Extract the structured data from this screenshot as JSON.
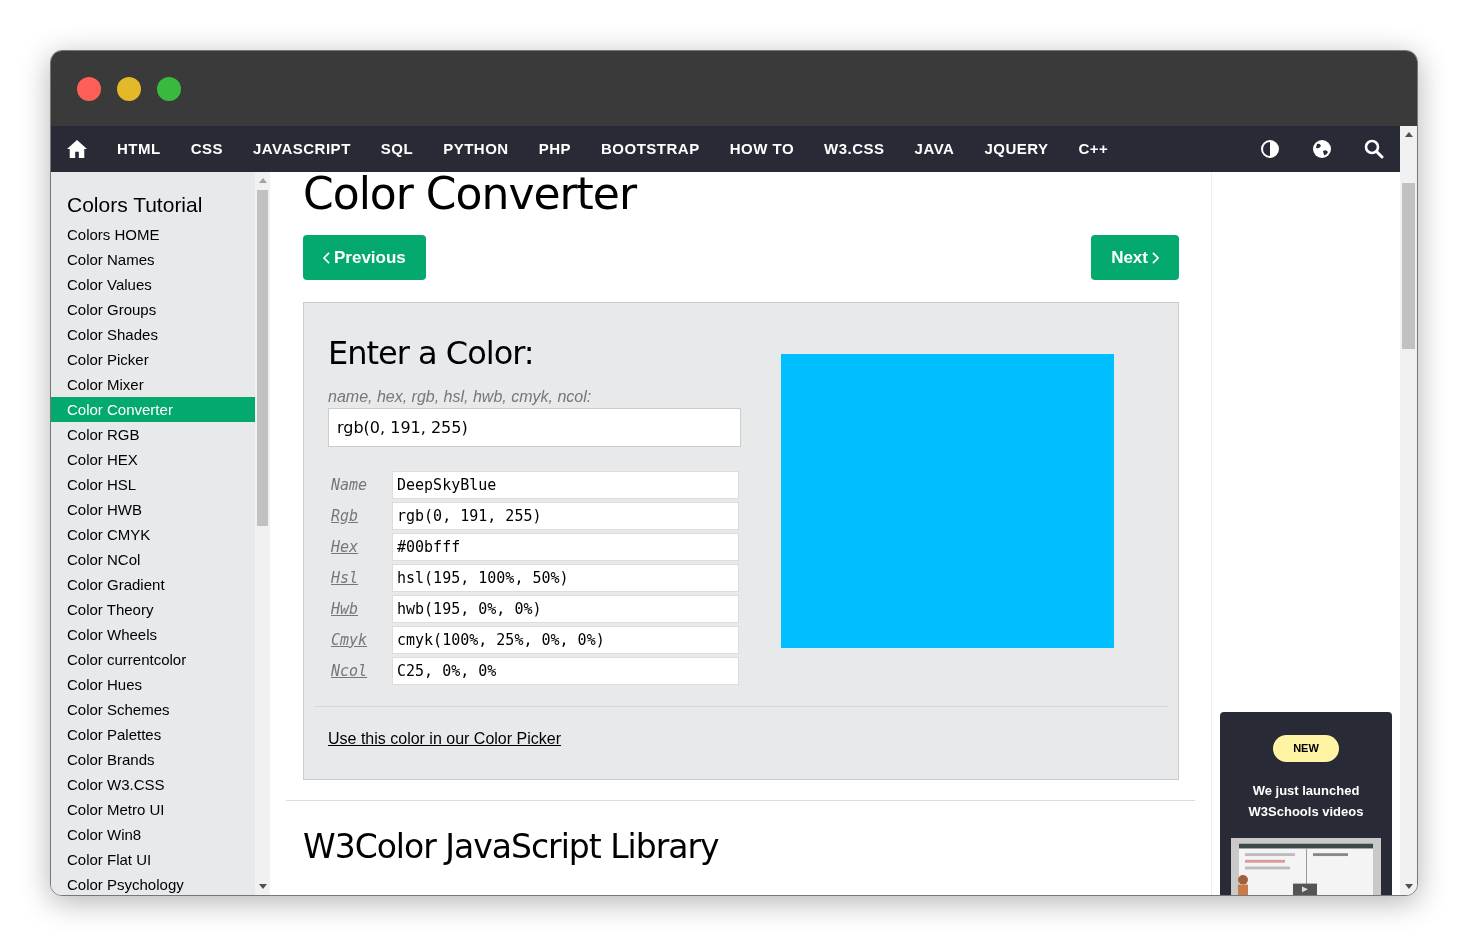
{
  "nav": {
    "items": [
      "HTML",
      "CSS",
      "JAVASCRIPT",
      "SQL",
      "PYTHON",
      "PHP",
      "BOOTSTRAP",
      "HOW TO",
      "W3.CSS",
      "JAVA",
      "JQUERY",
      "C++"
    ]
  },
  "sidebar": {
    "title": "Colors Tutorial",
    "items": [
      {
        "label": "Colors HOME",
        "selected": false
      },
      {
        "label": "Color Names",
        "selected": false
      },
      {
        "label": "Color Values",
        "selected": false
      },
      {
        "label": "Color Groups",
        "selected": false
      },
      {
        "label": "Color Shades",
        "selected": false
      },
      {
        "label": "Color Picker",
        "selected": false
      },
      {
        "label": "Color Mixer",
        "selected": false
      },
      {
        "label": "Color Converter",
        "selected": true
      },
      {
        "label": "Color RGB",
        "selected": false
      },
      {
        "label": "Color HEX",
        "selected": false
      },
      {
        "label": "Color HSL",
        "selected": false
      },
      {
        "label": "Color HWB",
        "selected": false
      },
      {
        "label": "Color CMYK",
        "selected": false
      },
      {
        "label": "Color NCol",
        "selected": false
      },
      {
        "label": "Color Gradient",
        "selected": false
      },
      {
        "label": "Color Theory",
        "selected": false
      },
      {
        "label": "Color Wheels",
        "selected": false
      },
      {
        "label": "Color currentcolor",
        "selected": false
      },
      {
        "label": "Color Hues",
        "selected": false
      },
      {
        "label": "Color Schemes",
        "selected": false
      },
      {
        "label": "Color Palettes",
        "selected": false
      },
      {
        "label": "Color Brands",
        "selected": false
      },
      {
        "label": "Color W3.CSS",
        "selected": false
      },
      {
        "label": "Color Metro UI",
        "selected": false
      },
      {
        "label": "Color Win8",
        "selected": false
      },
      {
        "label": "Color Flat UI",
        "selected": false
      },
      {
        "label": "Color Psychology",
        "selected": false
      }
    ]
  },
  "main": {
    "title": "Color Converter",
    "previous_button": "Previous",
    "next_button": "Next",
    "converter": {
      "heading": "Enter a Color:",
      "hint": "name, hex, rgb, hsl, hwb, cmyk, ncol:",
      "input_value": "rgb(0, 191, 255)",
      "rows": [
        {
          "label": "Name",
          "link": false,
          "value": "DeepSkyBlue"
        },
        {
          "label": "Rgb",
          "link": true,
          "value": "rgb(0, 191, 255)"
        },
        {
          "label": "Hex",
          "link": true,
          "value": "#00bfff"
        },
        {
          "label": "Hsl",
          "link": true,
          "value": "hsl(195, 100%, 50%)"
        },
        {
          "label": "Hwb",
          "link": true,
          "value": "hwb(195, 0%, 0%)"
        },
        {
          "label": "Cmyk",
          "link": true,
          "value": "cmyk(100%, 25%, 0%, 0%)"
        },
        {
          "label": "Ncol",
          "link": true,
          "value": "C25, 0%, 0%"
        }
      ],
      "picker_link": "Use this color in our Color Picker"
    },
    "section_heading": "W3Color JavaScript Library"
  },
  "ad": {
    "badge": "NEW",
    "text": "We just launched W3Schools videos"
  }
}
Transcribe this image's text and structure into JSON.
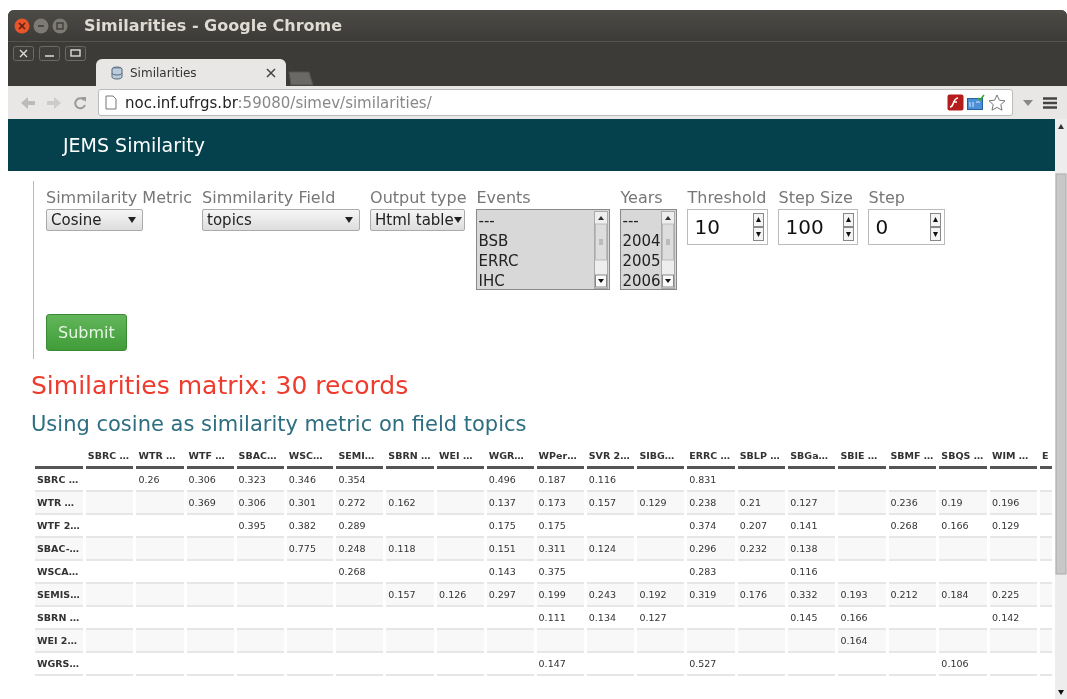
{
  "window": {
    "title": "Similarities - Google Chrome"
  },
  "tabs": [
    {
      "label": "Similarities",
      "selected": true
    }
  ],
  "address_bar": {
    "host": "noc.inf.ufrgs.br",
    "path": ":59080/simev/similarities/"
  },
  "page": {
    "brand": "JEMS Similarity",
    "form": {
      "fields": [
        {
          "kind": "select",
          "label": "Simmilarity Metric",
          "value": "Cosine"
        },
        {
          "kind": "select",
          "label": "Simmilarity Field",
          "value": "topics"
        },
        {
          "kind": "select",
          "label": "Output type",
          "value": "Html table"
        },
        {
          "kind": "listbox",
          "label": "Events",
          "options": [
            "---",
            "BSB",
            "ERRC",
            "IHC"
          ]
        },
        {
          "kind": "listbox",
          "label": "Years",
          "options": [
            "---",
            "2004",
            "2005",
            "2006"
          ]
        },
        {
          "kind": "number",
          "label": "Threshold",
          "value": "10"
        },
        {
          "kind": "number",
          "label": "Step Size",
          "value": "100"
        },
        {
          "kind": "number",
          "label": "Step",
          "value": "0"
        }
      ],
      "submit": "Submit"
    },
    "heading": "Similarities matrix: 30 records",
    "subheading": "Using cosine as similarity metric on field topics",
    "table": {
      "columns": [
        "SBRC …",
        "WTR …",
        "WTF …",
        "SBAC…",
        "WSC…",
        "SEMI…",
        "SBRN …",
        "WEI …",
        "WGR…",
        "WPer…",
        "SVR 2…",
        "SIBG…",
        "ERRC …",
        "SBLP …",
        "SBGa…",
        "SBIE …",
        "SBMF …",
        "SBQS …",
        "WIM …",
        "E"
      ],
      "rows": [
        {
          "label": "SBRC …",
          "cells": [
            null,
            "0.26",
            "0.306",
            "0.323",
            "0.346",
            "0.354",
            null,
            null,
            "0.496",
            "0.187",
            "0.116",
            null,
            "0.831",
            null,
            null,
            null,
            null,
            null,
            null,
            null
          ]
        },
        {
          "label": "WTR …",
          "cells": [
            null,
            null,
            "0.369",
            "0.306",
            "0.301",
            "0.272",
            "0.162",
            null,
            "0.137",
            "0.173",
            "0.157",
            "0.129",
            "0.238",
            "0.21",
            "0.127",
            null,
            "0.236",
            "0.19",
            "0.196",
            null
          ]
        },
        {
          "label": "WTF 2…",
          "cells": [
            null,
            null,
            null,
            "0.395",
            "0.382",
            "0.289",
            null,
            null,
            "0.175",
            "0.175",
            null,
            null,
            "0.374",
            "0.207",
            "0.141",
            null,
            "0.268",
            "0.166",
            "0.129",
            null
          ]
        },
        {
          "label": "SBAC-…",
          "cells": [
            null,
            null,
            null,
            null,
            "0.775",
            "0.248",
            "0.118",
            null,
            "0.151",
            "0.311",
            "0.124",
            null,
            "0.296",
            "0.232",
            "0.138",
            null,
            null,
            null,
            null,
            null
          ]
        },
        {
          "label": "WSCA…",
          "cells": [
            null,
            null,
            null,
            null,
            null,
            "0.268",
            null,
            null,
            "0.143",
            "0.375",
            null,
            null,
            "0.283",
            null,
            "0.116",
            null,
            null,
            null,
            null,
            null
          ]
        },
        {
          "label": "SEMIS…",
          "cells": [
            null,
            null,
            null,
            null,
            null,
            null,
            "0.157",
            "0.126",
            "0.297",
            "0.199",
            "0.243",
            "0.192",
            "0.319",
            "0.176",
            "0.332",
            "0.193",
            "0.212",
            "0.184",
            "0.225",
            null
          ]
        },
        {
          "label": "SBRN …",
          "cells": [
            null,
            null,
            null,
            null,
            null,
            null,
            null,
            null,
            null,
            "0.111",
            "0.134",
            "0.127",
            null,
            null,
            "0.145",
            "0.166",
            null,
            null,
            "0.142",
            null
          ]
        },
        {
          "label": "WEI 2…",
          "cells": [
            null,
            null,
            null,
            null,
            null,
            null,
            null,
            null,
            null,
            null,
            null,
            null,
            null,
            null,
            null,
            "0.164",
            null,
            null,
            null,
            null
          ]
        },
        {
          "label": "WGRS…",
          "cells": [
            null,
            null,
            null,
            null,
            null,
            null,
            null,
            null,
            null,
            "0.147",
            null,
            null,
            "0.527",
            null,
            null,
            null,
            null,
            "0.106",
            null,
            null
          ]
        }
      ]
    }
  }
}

* * *

◆ Instruction ◆
Print the listing above in full, exactly as written. Omit any pictures.

◆ Answer to the task ◆
Extract the structured data from this screenshot as JSON.
{
  "nav": {
    "items": [
      "HTML",
      "CSS",
      "JAVASCRIPT",
      "SQL",
      "PYTHON",
      "PHP",
      "BOOTSTRAP",
      "HOW TO",
      "W3.CSS",
      "JAVA",
      "JQUERY",
      "C++"
    ]
  },
  "sidebar": {
    "title": "Colors Tutorial",
    "items": [
      {
        "label": "Colors HOME",
        "selected": false
      },
      {
        "label": "Color Names",
        "selected": false
      },
      {
        "label": "Color Values",
        "selected": false
      },
      {
        "label": "Color Groups",
        "selected": false
      },
      {
        "label": "Color Shades",
        "selected": false
      },
      {
        "label": "Color Picker",
        "selected": false
      },
      {
        "label": "Color Mixer",
        "selected": false
      },
      {
        "label": "Color Converter",
        "selected": true
      },
      {
        "label": "Color RGB",
        "selected": false
      },
      {
        "label": "Color HEX",
        "selected": false
      },
      {
        "label": "Color HSL",
        "selected": false
      },
      {
        "label": "Color HWB",
        "selected": false
      },
      {
        "label": "Color CMYK",
        "selected": false
      },
      {
        "label": "Color NCol",
        "selected": false
      },
      {
        "label": "Color Gradient",
        "selected": false
      },
      {
        "label": "Color Theory",
        "selected": false
      },
      {
        "label": "Color Wheels",
        "selected": false
      },
      {
        "label": "Color currentcolor",
        "selected": false
      },
      {
        "label": "Color Hues",
        "selected": false
      },
      {
        "label": "Color Schemes",
        "selected": false
      },
      {
        "label": "Color Palettes",
        "selected": false
      },
      {
        "label": "Color Brands",
        "selected": false
      },
      {
        "label": "Color W3.CSS",
        "selected": false
      },
      {
        "label": "Color Metro UI",
        "selected": false
      },
      {
        "label": "Color Win8",
        "selected": false
      },
      {
        "label": "Color Flat UI",
        "selected": false
      },
      {
        "label": "Color Psychology",
        "selected": false
      }
    ]
  },
  "main": {
    "title": "Color Converter",
    "previous_button": "Previous",
    "next_button": "Next",
    "converter": {
      "heading": "Enter a Color:",
      "hint": "name, hex, rgb, hsl, hwb, cmyk, ncol:",
      "input_value": "rgb(0, 191, 255)",
      "rows": [
        {
          "label": "Name",
          "link": false,
          "value": "DeepSkyBlue"
        },
        {
          "label": "Rgb",
          "link": true,
          "value": "rgb(0, 191, 255)"
        },
        {
          "label": "Hex",
          "link": true,
          "value": "#00bfff"
        },
        {
          "label": "Hsl",
          "link": true,
          "value": "hsl(195, 100%, 50%)"
        },
        {
          "label": "Hwb",
          "link": true,
          "value": "hwb(195, 0%, 0%)"
        },
        {
          "label": "Cmyk",
          "link": true,
          "value": "cmyk(100%, 25%, 0%, 0%)"
        },
        {
          "label": "Ncol",
          "link": true,
          "value": "C25, 0%, 0%"
        }
      ],
      "picker_link": "Use this color in our Color Picker"
    },
    "section_heading": "W3Color JavaScript Library"
  },
  "ad": {
    "badge": "NEW",
    "text": "We just launched W3Schools videos"
  }
}
Transcribe this image's text and structure into JSON.
{
  "window": {
    "title": "Similarities - Google Chrome"
  },
  "tabs": [
    {
      "label": "Similarities",
      "selected": true
    }
  ],
  "address_bar": {
    "host": "noc.inf.ufrgs.br",
    "path": ":59080/simev/similarities/"
  },
  "page": {
    "brand": "JEMS Similarity",
    "form": {
      "fields": [
        {
          "kind": "select",
          "label": "Simmilarity Metric",
          "value": "Cosine"
        },
        {
          "kind": "select",
          "label": "Simmilarity Field",
          "value": "topics"
        },
        {
          "kind": "select",
          "label": "Output type",
          "value": "Html table"
        },
        {
          "kind": "listbox",
          "label": "Events",
          "options": [
            "---",
            "BSB",
            "ERRC",
            "IHC"
          ]
        },
        {
          "kind": "listbox",
          "label": "Years",
          "options": [
            "---",
            "2004",
            "2005",
            "2006"
          ]
        },
        {
          "kind": "number",
          "label": "Threshold",
          "value": "10"
        },
        {
          "kind": "number",
          "label": "Step Size",
          "value": "100"
        },
        {
          "kind": "number",
          "label": "Step",
          "value": "0"
        }
      ],
      "submit": "Submit"
    },
    "heading": "Similarities matrix: 30 records",
    "subheading": "Using cosine as similarity metric on field topics",
    "table": {
      "columns": [
        "SBRC …",
        "WTR …",
        "WTF …",
        "SBAC…",
        "WSC…",
        "SEMI…",
        "SBRN …",
        "WEI …",
        "WGR…",
        "WPer…",
        "SVR 2…",
        "SIBG…",
        "ERRC …",
        "SBLP …",
        "SBGa…",
        "SBIE …",
        "SBMF …",
        "SBQS …",
        "WIM …",
        "E"
      ],
      "rows": [
        {
          "label": "SBRC …",
          "cells": [
            null,
            "0.26",
            "0.306",
            "0.323",
            "0.346",
            "0.354",
            null,
            null,
            "0.496",
            "0.187",
            "0.116",
            null,
            "0.831",
            null,
            null,
            null,
            null,
            null,
            null,
            null
          ]
        },
        {
          "label": "WTR …",
          "cells": [
            null,
            null,
            "0.369",
            "0.306",
            "0.301",
            "0.272",
            "0.162",
            null,
            "0.137",
            "0.173",
            "0.157",
            "0.129",
            "0.238",
            "0.21",
            "0.127",
            null,
            "0.236",
            "0.19",
            "0.196",
            null
          ]
        },
        {
          "label": "WTF 2…",
          "cells": [
            null,
            null,
            null,
            "0.395",
            "0.382",
            "0.289",
            null,
            null,
            "0.175",
            "0.175",
            null,
            null,
            "0.374",
            "0.207",
            "0.141",
            null,
            "0.268",
            "0.166",
            "0.129",
            null
          ]
        },
        {
          "label": "SBAC-…",
          "cells": [
            null,
            null,
            null,
            null,
            "0.775",
            "0.248",
            "0.118",
            null,
            "0.151",
            "0.311",
            "0.124",
            null,
            "0.296",
            "0.232",
            "0.138",
            null,
            null,
            null,
            null,
            null
          ]
        },
        {
          "label": "WSCA…",
          "cells": [
            null,
            null,
            null,
            null,
            null,
            "0.268",
            null,
            null,
            "0.143",
            "0.375",
            null,
            null,
            "0.283",
            null,
            "0.116",
            null,
            null,
            null,
            null,
            null
          ]
        },
        {
          "label": "SEMIS…",
          "cells": [
            null,
            null,
            null,
            null,
            null,
            null,
            "0.157",
            "0.126",
            "0.297",
            "0.199",
            "0.243",
            "0.192",
            "0.319",
            "0.176",
            "0.332",
            "0.193",
            "0.212",
            "0.184",
            "0.225",
            null
          ]
        },
        {
          "label": "SBRN …",
          "cells": [
            null,
            null,
            null,
            null,
            null,
            null,
            null,
            null,
            null,
            "0.111",
            "0.134",
            "0.127",
            null,
            null,
            "0.145",
            "0.166",
            null,
            null,
            "0.142",
            null
          ]
        },
        {
          "label": "WEI 2…",
          "cells": [
            null,
            null,
            null,
            null,
            null,
            null,
            null,
            null,
            null,
            null,
            null,
            null,
            null,
            null,
            null,
            "0.164",
            null,
            null,
            null,
            null
          ]
        },
        {
          "label": "WGRS…",
          "cells": [
            null,
            null,
            null,
            null,
            null,
            null,
            null,
            null,
            null,
            "0.147",
            null,
            null,
            "0.527",
            null,
            null,
            null,
            null,
            "0.106",
            null,
            null
          ]
        }
      ]
    }
  }
}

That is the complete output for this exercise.